> _WHAT YOU NEED TO DO_
Recast the records from the line containing "List all visible" through the line containing "Text: 7: 7 [290, 139, 297, 149]" as a two-column CSV headed "prompt" and "response", one row per record. Put each field in quotes and turn its line breaks into spaces.

> _DATA ENTRIES_
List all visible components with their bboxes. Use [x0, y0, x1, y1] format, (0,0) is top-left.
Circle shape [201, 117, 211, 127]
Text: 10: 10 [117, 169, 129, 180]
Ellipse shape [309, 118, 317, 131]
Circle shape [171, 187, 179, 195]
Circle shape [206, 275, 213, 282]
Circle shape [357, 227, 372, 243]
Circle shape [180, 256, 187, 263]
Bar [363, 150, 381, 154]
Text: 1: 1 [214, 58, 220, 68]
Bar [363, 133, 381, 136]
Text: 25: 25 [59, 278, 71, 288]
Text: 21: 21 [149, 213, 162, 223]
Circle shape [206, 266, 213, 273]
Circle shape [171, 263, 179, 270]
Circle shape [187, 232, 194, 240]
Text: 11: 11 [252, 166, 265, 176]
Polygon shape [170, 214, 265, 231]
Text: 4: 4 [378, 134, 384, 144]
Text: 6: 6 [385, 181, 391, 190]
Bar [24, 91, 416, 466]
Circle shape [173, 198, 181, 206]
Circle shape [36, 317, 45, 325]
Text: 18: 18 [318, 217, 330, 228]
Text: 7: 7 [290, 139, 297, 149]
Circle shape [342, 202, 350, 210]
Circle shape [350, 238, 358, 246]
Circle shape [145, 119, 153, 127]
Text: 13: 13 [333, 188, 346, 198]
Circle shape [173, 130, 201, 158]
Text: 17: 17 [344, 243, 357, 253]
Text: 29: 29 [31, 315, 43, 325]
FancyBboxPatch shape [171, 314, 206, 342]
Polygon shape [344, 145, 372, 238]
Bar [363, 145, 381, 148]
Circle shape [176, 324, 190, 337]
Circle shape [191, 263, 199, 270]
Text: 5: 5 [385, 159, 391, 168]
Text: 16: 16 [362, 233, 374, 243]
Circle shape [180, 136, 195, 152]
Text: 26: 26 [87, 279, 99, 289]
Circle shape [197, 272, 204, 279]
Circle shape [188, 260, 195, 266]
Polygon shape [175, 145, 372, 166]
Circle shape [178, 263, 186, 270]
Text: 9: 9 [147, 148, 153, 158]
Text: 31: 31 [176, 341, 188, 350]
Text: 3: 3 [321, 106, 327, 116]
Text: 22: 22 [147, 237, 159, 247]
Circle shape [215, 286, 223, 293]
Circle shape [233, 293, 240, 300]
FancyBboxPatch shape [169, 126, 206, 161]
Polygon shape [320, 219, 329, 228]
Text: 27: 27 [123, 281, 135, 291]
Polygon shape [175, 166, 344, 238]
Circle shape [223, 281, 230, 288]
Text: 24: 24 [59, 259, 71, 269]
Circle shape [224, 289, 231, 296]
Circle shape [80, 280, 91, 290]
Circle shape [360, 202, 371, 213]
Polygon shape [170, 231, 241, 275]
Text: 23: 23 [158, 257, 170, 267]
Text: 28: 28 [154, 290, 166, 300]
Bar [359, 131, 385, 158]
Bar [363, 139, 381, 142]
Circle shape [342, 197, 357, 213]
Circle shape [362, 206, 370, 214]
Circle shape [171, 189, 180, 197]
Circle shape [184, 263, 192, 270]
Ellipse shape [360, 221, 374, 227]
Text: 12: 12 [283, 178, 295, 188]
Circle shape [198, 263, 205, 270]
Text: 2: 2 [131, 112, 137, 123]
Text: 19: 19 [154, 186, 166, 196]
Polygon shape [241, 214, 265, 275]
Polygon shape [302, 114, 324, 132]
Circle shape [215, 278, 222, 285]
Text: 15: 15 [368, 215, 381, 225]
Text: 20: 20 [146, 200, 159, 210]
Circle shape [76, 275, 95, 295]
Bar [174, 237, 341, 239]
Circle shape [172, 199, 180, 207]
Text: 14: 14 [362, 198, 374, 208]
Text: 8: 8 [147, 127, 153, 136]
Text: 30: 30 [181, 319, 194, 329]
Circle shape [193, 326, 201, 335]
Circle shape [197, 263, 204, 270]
* * *
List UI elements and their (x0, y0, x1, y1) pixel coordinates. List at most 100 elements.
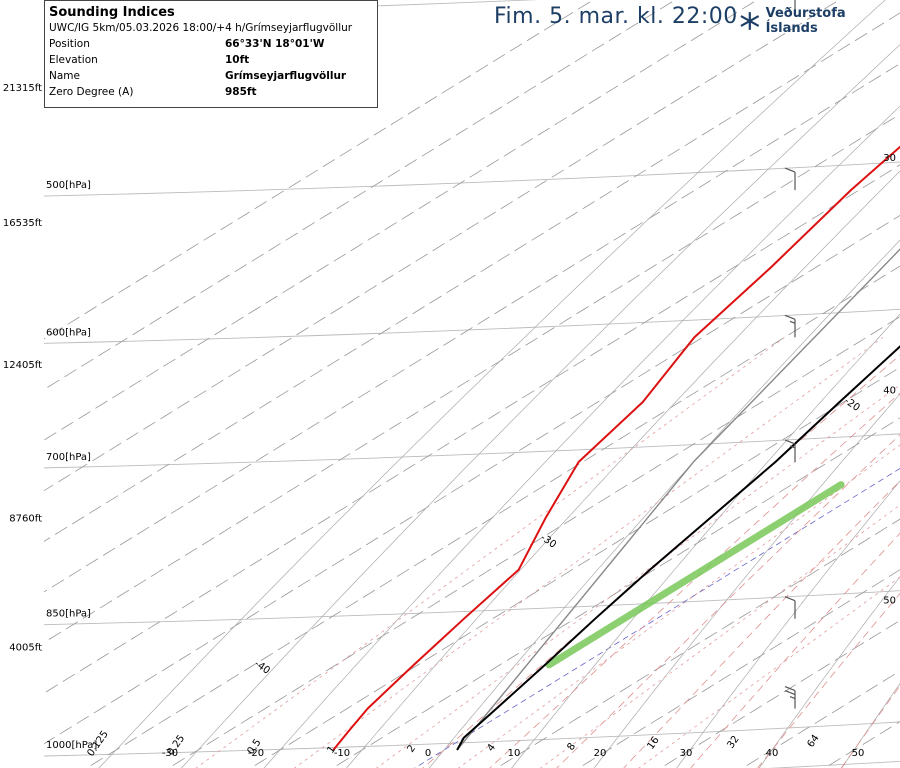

> _EXERCISE OUTPUT_
prompt,response
"List all visible components with their bboxes. Use [x0, y0, x1, y1] format, (0,0) is top-left.","Circle shape [201, 117, 211, 127] Text: 10: 10 [117, 169, 129, 180] Ellipse shape [309, 118, 317, 131] Circle shape [171, 187, 179, 195] Circle shape [206, 275, 213, 282] Circle shape [357, 227, 372, 243] Circle shape [180, 256, 187, 263] Bar [363, 150, 381, 154] Text: 1: 1 [214, 58, 220, 68] Bar [363, 133, 381, 136] Text: 25: 25 [59, 278, 71, 288] Text: 21: 21 [149, 213, 162, 223] Circle shape [206, 266, 213, 273] Circle shape [171, 263, 179, 270] Circle shape [187, 232, 194, 240] Text: 11: 11 [252, 166, 265, 176] Polygon shape [170, 214, 265, 231] Text: 4: 4 [378, 134, 384, 144] Text: 6: 6 [385, 181, 391, 190] Bar [24, 91, 416, 466] Circle shape [173, 198, 181, 206] Circle shape [36, 317, 45, 325] Text: 18: 18 [318, 217, 330, 228] Text: 7: 7 [290, 139, 297, 149]"